**Exercise aim**
Search the material below for the string "Законодательная" and extract each line that has it.

**Records from a collection**
----
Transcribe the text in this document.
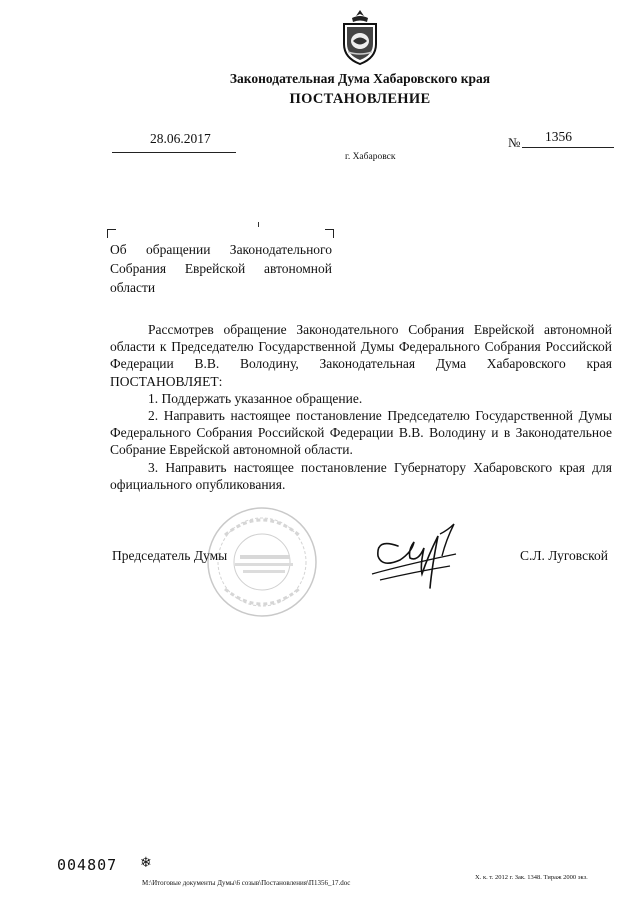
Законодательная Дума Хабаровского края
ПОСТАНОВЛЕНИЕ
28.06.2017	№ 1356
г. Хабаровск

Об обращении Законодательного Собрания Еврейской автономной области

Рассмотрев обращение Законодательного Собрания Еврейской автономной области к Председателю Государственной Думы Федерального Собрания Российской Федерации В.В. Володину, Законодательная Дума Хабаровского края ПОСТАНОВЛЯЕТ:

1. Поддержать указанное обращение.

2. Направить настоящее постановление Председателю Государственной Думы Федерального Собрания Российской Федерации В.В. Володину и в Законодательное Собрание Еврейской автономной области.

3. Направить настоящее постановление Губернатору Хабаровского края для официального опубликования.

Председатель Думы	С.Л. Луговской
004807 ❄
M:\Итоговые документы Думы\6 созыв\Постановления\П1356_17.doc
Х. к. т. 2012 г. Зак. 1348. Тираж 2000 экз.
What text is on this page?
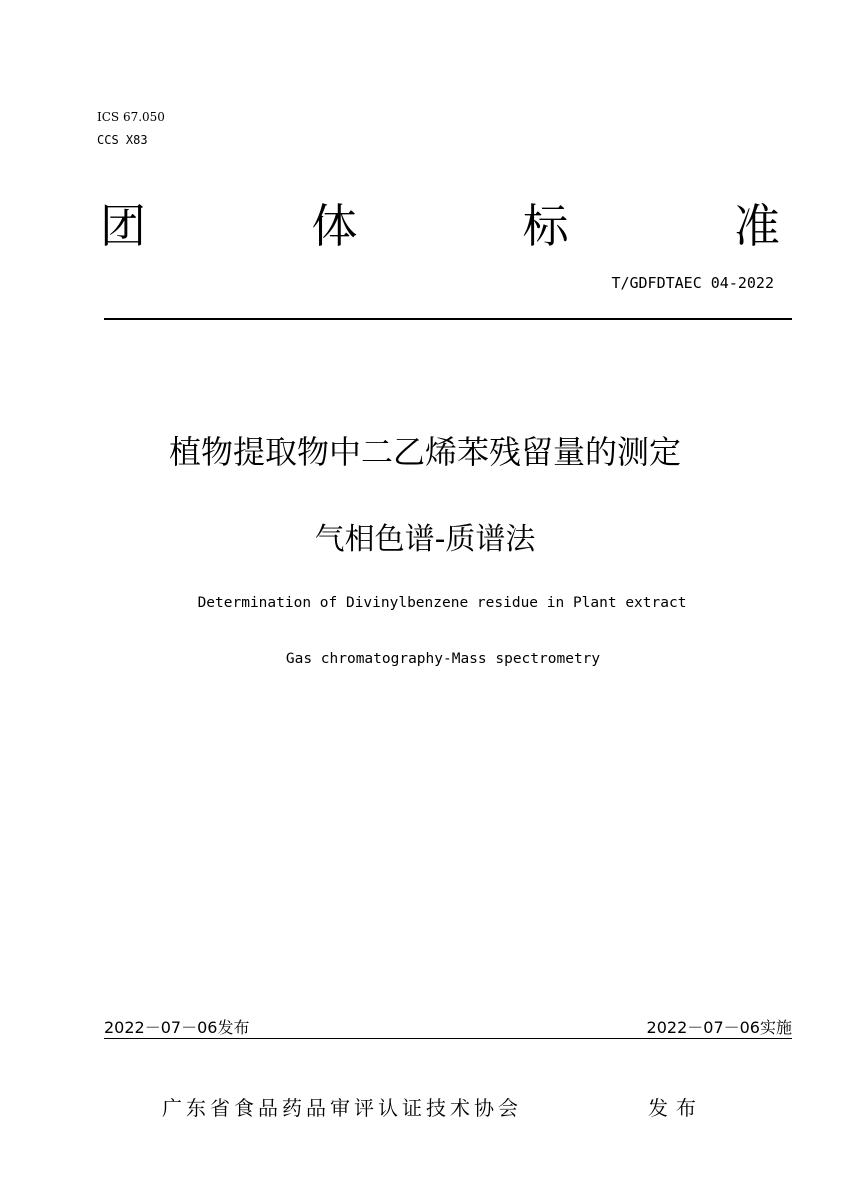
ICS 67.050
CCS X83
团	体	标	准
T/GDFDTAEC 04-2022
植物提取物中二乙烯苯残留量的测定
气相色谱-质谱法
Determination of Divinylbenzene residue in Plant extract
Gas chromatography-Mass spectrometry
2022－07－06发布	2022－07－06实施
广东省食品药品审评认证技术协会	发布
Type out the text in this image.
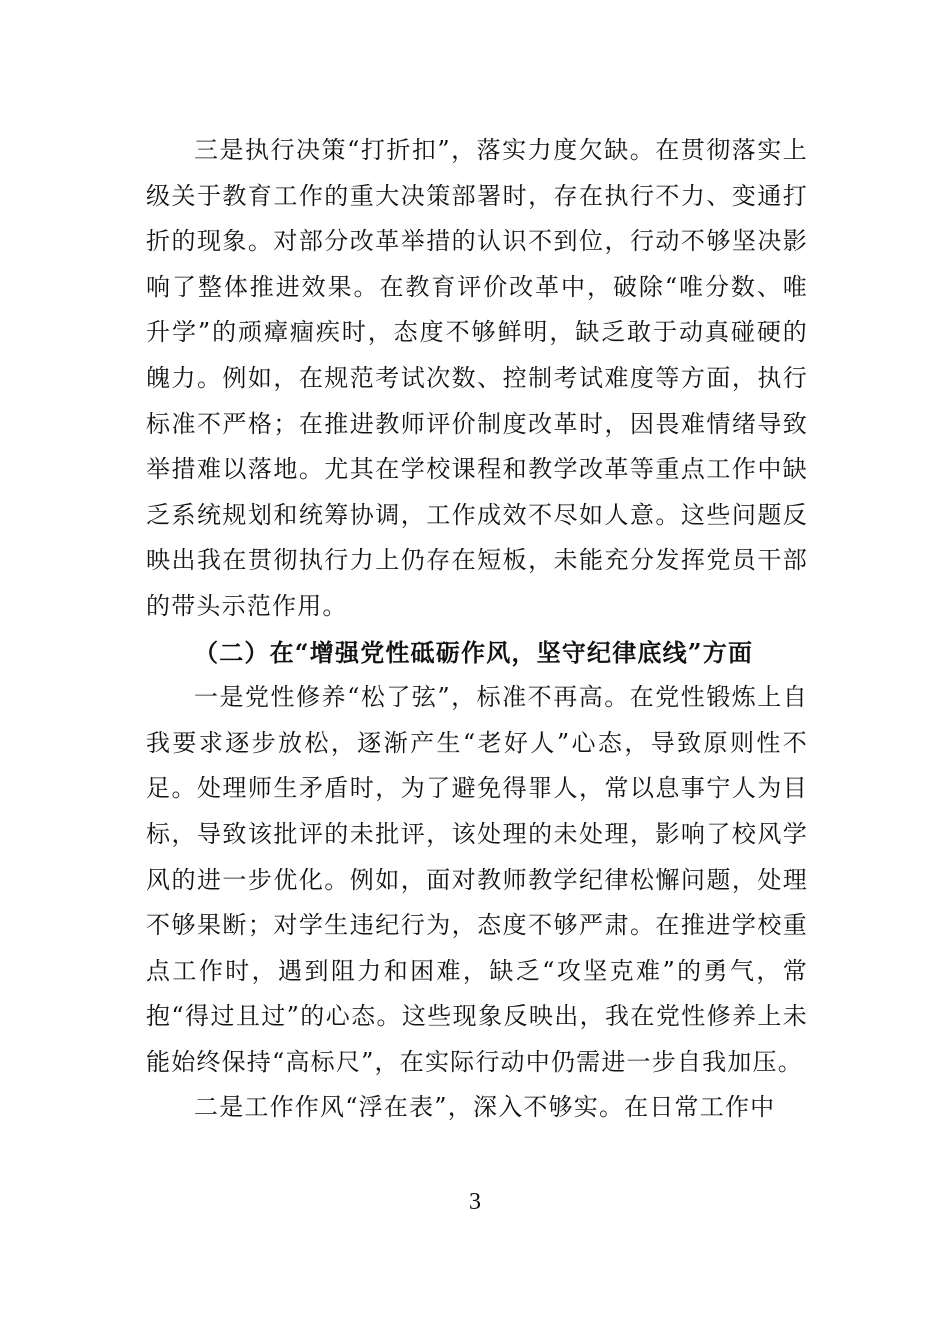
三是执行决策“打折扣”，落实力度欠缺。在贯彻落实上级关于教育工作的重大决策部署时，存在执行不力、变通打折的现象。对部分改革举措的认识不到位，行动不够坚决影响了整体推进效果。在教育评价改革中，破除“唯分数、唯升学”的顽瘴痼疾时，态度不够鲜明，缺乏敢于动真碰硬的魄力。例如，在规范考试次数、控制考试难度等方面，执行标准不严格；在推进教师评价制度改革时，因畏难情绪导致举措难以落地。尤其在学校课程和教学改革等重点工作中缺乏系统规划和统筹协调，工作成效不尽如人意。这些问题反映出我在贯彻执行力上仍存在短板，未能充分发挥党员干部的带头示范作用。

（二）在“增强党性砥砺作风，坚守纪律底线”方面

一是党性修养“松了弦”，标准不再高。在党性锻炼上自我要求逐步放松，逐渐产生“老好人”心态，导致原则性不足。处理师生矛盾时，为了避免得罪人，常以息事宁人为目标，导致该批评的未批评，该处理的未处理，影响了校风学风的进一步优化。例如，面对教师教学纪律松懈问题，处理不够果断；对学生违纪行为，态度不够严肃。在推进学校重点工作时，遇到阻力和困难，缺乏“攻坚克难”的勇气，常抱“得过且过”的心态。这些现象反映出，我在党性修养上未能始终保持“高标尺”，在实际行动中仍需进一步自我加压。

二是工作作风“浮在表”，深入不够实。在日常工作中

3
----
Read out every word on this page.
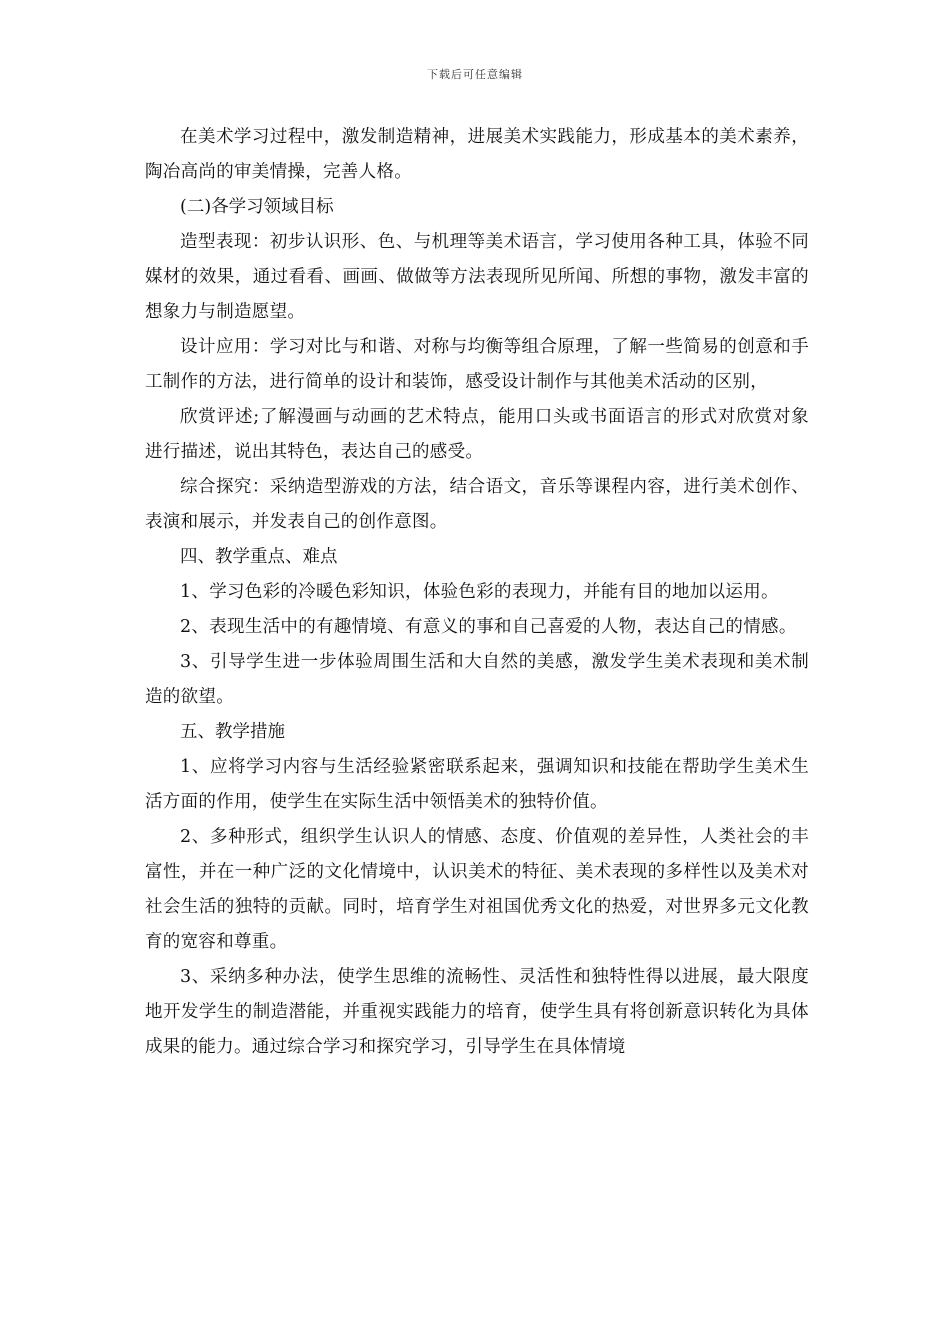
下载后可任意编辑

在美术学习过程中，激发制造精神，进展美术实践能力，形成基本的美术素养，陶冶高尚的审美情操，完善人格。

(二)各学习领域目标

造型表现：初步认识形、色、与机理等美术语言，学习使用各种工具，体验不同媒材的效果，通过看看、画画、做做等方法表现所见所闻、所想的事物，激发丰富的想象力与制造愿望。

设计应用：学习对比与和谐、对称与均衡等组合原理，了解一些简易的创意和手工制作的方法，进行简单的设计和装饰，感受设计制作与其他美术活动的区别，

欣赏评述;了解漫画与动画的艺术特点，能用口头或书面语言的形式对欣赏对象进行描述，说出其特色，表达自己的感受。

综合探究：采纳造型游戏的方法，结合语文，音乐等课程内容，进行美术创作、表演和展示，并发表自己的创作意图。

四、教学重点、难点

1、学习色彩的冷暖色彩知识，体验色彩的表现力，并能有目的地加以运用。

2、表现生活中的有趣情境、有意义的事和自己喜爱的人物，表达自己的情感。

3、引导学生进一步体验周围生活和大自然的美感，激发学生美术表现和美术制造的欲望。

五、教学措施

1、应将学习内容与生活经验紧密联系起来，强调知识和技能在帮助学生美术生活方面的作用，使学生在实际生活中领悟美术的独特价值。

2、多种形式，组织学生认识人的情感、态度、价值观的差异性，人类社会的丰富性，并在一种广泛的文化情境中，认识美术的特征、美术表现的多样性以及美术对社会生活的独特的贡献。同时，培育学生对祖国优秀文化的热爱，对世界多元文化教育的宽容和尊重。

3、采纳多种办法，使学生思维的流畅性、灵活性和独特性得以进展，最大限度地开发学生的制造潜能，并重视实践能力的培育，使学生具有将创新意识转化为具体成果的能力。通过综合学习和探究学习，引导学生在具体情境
----
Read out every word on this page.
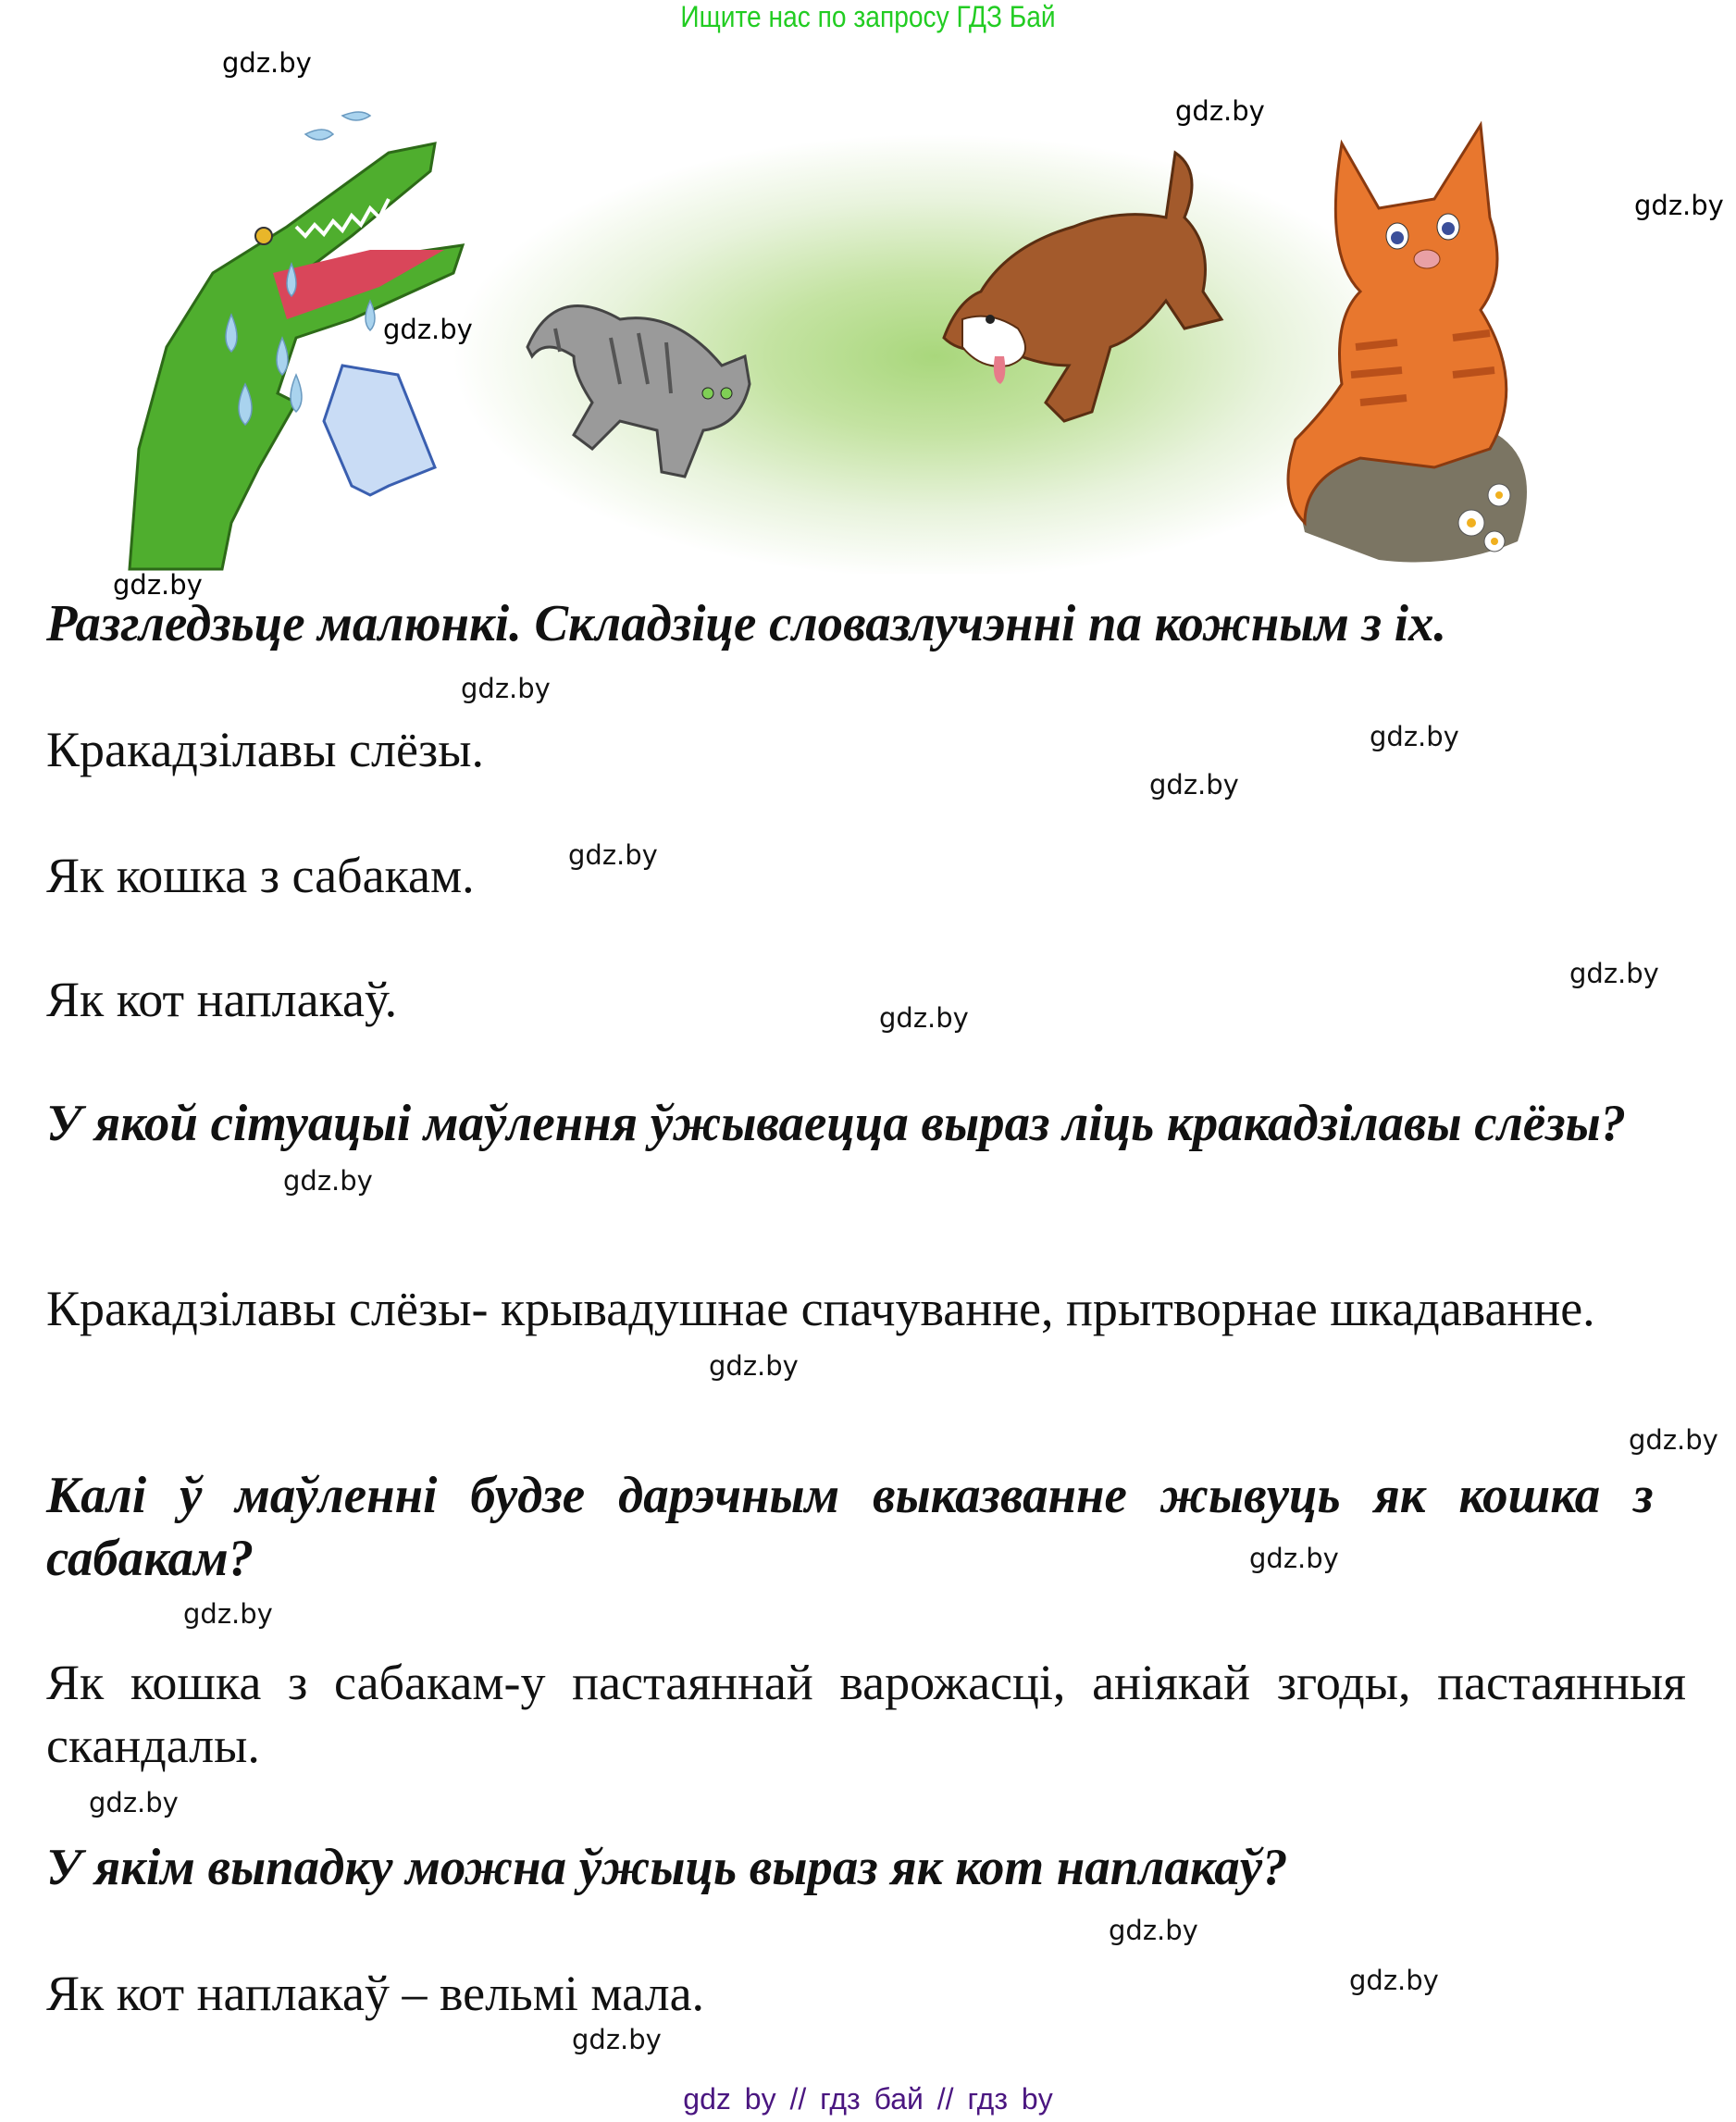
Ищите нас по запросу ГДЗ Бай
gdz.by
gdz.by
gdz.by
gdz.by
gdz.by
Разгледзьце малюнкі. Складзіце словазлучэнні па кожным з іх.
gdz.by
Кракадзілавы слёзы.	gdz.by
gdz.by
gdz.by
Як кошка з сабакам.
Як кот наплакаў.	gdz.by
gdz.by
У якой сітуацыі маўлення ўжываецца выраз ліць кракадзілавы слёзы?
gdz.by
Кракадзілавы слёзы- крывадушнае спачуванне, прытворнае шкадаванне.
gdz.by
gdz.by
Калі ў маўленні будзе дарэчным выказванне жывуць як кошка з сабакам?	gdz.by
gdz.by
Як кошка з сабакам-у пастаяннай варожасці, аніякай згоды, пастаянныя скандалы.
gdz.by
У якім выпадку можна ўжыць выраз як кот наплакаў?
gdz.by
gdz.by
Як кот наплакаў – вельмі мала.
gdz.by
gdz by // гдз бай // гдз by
----
**Exercise output**
Законодательная Дума Хабаровского края
Рассмотрев обращение Законодательного Собрания Еврейской автономной области к Председателю Государственной Думы Федерального Собрания Российской Федерации В.В. Володину, Законодательная Дума Хабаровского края ПОСТАНОВЛЯЕТ:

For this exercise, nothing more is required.